**PROVIDED RECORDS**
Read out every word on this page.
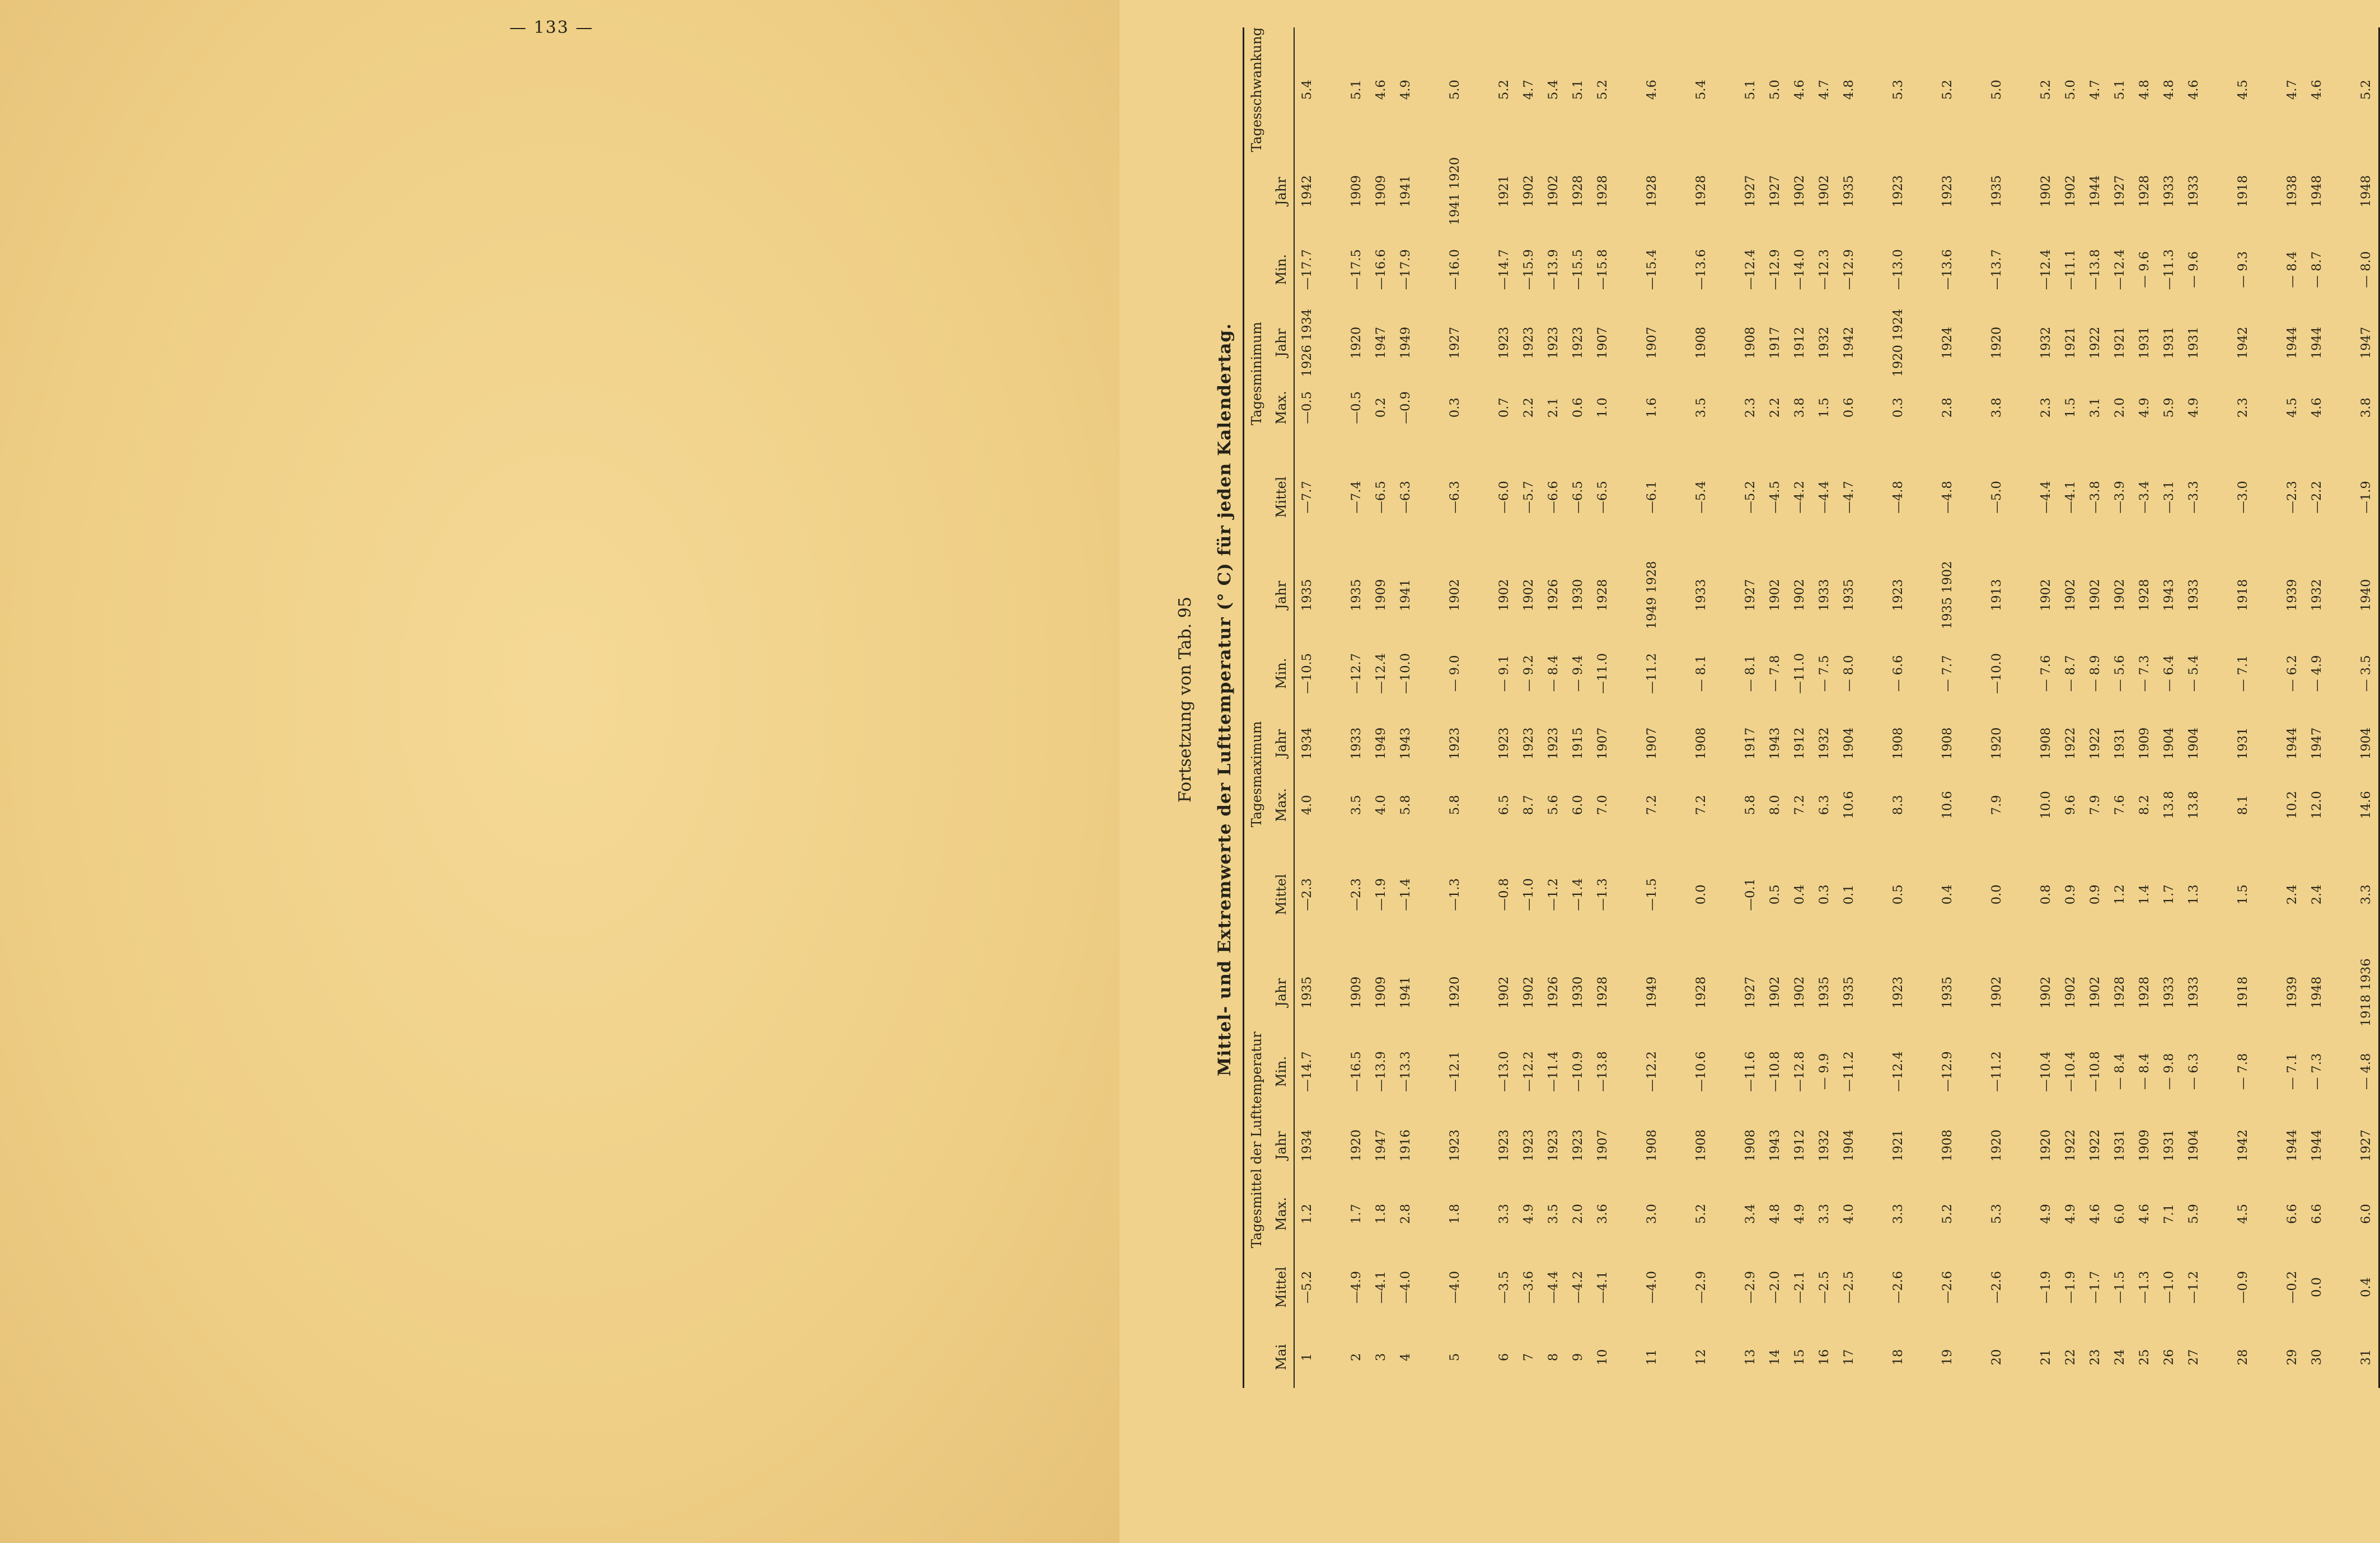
— 133 —
Fortsetzung von Tab. 95 Mittel- und Extremwerte der Lufttemperatur (° C) für jeden Kalendertag.
		Tagesmittel der Lufttemperatur					Tagesmaximum					Tagesminimum				Tagesschwankung
Mai	Mittel	Max.	Jahr	Min.	Jahr	Mittel	Max.	Jahr	Min.	Jahr	Mittel	Max.	Jahr	Min.	Jahr	
1	—5.2	1.2	1934	—14.7	1935	—2.3	4.0	1934	—10.5	1935	—7.7	—0.5	1926 1934	—17.7	1942	5.4

2	—4.9	1.7	1920	—16.5	1909	—2.3	3.5	1933	—12.7	1935	—7.4	—0.5	1920	—17.5	1909	5.1
3	—4.1	1.8	1947	—13.9	1909	—1.9	4.0	1949	—12.4	1909	—6.5	0.2	1947	—16.6	1909	4.6
4	—4.0	2.8	1916	—13.3	1941	—1.4	5.8	1943	—10.0	1941	—6.3	—0.9	1949	—17.9	1941	4.9

5	—4.0	1.8	1923	—12.1	1920	—1.3	5.8	1923	— 9.0	1902	—6.3	0.3	1927	—16.0	1941 1920	5.0

6	—3.5	3.3	1923	—13.0	1902	—0.8	6.5	1923	— 9.1	1902	—6.0	0.7	1923	—14.7	1921	5.2
7	—3.6	4.9	1923	—12.2	1902	—1.0	8.7	1923	— 9.2	1902	—5.7	2.2	1923	—15.9	1902	4.7
8	—4.4	3.5	1923	—11.4	1926	—1.2	5.6	1923	— 8.4	1926	—6.6	2.1	1923	—13.9	1902	5.4
9	—4.2	2.0	1923	—10.9	1930	—1.4	6.0	1915	— 9.4	1930	—6.5	0.6	1923	—15.5	1928	5.1
10	—4.1	3.6	1907	—13.8	1928	—1.3	7.0	1907	—11.0	1928	—6.5	1.0	1907	—15.8	1928	5.2

11	—4.0	3.0	1908	—12.2	1949	—1.5	7.2	1907	—11.2	1949 1928	—6.1	1.6	1907	—15.4	1928	4.6

12	—2.9	5.2	1908	—10.6	1928	0.0	7.2	1908	— 8.1	1933	—5.4	3.5	1908	—13.6	1928	5.4

13	—2.9	3.4	1908	—11.6	1927	—0.1	5.8	1917	— 8.1	1927	—5.2	2.3	1908	—12.4	1927	5.1
14	—2.0	4.8	1943	—10.8	1902	0.5	8.0	1943	— 7.8	1902	—4.5	2.2	1917	—12.9	1927	5.0
15	—2.1	4.9	1912	—12.8	1902	0.4	7.2	1912	—11.0	1902	—4.2	3.8	1912	—14.0	1902	4.6
16	—2.5	3.3	1932	— 9.9	1935	0.3	6.3	1932	— 7.5	1933	—4.4	1.5	1932	—12.3	1902	4.7
17	—2.5	4.0	1904	—11.2	1935	0.1	10.6	1904	— 8.0	1935	—4.7	0.6	1942	—12.9	1935	4.8

18	—2.6	3.3	1921	—12.4	1923	0.5	8.3	1908	— 6.6	1923	—4.8	0.3	1920 1924	—13.0	1923	5.3

19	—2.6	5.2	1908	—12.9	1935	0.4	10.6	1908	— 7.7	1935 1902	—4.8	2.8	1924	—13.6	1923	5.2

20	—2.6	5.3	1920	—11.2	1902	0.0	7.9	1920	—10.0	1913	—5.0	3.8	1920	—13.7	1935	5.0

21	—1.9	4.9	1920	—10.4	1902	0.8	10.0	1908	— 7.6	1902	—4.4	2.3	1932	—12.4	1902	5.2
22	—1.9	4.9	1922	—10.4	1902	0.9	9.6	1922	— 8.7	1902	—4.1	1.5	1921	—11.1	1902	5.0
23	—1.7	4.6	1922	—10.8	1902	0.9	7.9	1922	— 8.9	1902	—3.8	3.1	1922	—13.8	1944	4.7
24	—1.5	6.0	1931	— 8.4	1928	1.2	7.6	1931	— 5.6	1902	—3.9	2.0	1921	—12.4	1927	5.1
25	—1.3	4.6	1909	— 8.4	1928	1.4	8.2	1909	— 7.3	1928	—3.4	4.9	1931	— 9.6	1928	4.8
26	—1.0	7.1	1931	— 9.8	1933	1.7	13.8	1904	— 6.4	1943	—3.1	5.9	1931	—11.3	1933	4.8
27	—1.2	5.9	1904	— 6.3	1933	1.3	13.8	1904	— 5.4	1933	—3.3	4.9	1931	— 9.6	1933	4.6

28	—0.9	4.5	1942	— 7.8	1918	1.5	8.1	1931	— 7.1	1918	—3.0	2.3	1942	— 9.3	1918	4.5

29	—0.2	6.6	1944	— 7.1	1939	2.4	10.2	1944	— 6.2	1939	—2.3	4.5	1944	— 8.4	1938	4.7
30	0.0	6.6	1944	— 7.3	1948	2.4	12.0	1947	— 4.9	1932	—2.2	4.6	1944	— 8.7	1948	4.6

31	0.4	6.0	1927	— 4.8	1918 1936	3.3	14.6	1904	— 3.5	1940	—1.9	3.8	1947	— 8.0	1948	5.2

**DIRECTIONS FOR THIS TASK**
Transcribe the listing in full. Omit the pictures and keep every line exact.

**EXERCISE RESULT**
Read out every word on this page.
— 133 —
Fortsetzung von Tab. 95 Mittel- und Extremwerte der Lufttemperatur (° C) für jeden Kalendertag.
		Tagesmittel der Lufttemperatur					Tagesmaximum					Tagesminimum				Tagesschwankung
Mai	Mittel	Max.	Jahr	Min.	Jahr	Mittel	Max.	Jahr	Min.	Jahr	Mittel	Max.	Jahr	Min.	Jahr	
1	—5.2	1.2	1934	—14.7	1935	—2.3	4.0	1934	—10.5	1935	—7.7	—0.5	1926 1934	—17.7	1942	5.4

2	—4.9	1.7	1920	—16.5	1909	—2.3	3.5	1933	—12.7	1935	—7.4	—0.5	1920	—17.5	1909	5.1
3	—4.1	1.8	1947	—13.9	1909	—1.9	4.0	1949	—12.4	1909	—6.5	0.2	1947	—16.6	1909	4.6
4	—4.0	2.8	1916	—13.3	1941	—1.4	5.8	1943	—10.0	1941	—6.3	—0.9	1949	—17.9	1941	4.9

5	—4.0	1.8	1923	—12.1	1920	—1.3	5.8	1923	— 9.0	1902	—6.3	0.3	1927	—16.0	1941 1920	5.0

6	—3.5	3.3	1923	—13.0	1902	—0.8	6.5	1923	— 9.1	1902	—6.0	0.7	1923	—14.7	1921	5.2
7	—3.6	4.9	1923	—12.2	1902	—1.0	8.7	1923	— 9.2	1902	—5.7	2.2	1923	—15.9	1902	4.7
8	—4.4	3.5	1923	—11.4	1926	—1.2	5.6	1923	— 8.4	1926	—6.6	2.1	1923	—13.9	1902	5.4
9	—4.2	2.0	1923	—10.9	1930	—1.4	6.0	1915	— 9.4	1930	—6.5	0.6	1923	—15.5	1928	5.1
10	—4.1	3.6	1907	—13.8	1928	—1.3	7.0	1907	—11.0	1928	—6.5	1.0	1907	—15.8	1928	5.2

11	—4.0	3.0	1908	—12.2	1949	—1.5	7.2	1907	—11.2	1949 1928	—6.1	1.6	1907	—15.4	1928	4.6

12	—2.9	5.2	1908	—10.6	1928	0.0	7.2	1908	— 8.1	1933	—5.4	3.5	1908	—13.6	1928	5.4

13	—2.9	3.4	1908	—11.6	1927	—0.1	5.8	1917	— 8.1	1927	—5.2	2.3	1908	—12.4	1927	5.1
14	—2.0	4.8	1943	—10.8	1902	0.5	8.0	1943	— 7.8	1902	—4.5	2.2	1917	—12.9	1927	5.0
15	—2.1	4.9	1912	—12.8	1902	0.4	7.2	1912	—11.0	1902	—4.2	3.8	1912	—14.0	1902	4.6
16	—2.5	3.3	1932	— 9.9	1935	0.3	6.3	1932	— 7.5	1933	—4.4	1.5	1932	—12.3	1902	4.7
17	—2.5	4.0	1904	—11.2	1935	0.1	10.6	1904	— 8.0	1935	—4.7	0.6	1942	—12.9	1935	4.8

18	—2.6	3.3	1921	—12.4	1923	0.5	8.3	1908	— 6.6	1923	—4.8	0.3	1920 1924	—13.0	1923	5.3

19	—2.6	5.2	1908	—12.9	1935	0.4	10.6	1908	— 7.7	1935 1902	—4.8	2.8	1924	—13.6	1923	5.2

20	—2.6	5.3	1920	—11.2	1902	0.0	7.9	1920	—10.0	1913	—5.0	3.8	1920	—13.7	1935	5.0

21	—1.9	4.9	1920	—10.4	1902	0.8	10.0	1908	— 7.6	1902	—4.4	2.3	1932	—12.4	1902	5.2
22	—1.9	4.9	1922	—10.4	1902	0.9	9.6	1922	— 8.7	1902	—4.1	1.5	1921	—11.1	1902	5.0
23	—1.7	4.6	1922	—10.8	1902	0.9	7.9	1922	— 8.9	1902	—3.8	3.1	1922	—13.8	1944	4.7
24	—1.5	6.0	1931	— 8.4	1928	1.2	7.6	1931	— 5.6	1902	—3.9	2.0	1921	—12.4	1927	5.1
25	—1.3	4.6	1909	— 8.4	1928	1.4	8.2	1909	— 7.3	1928	—3.4	4.9	1931	— 9.6	1928	4.8
26	—1.0	7.1	1931	— 9.8	1933	1.7	13.8	1904	— 6.4	1943	—3.1	5.9	1931	—11.3	1933	4.8
27	—1.2	5.9	1904	— 6.3	1933	1.3	13.8	1904	— 5.4	1933	—3.3	4.9	1931	— 9.6	1933	4.6

28	—0.9	4.5	1942	— 7.8	1918	1.5	8.1	1931	— 7.1	1918	—3.0	2.3	1942	— 9.3	1918	4.5

29	—0.2	6.6	1944	— 7.1	1939	2.4	10.2	1944	— 6.2	1939	—2.3	4.5	1944	— 8.4	1938	4.7
30	0.0	6.6	1944	— 7.3	1948	2.4	12.0	1947	— 4.9	1932	—2.2	4.6	1944	— 8.7	1948	4.6

31	0.4	6.0	1927	— 4.8	1918 1936	3.3	14.6	1904	— 3.5	1940	—1.9	3.8	1947	— 8.0	1948	5.2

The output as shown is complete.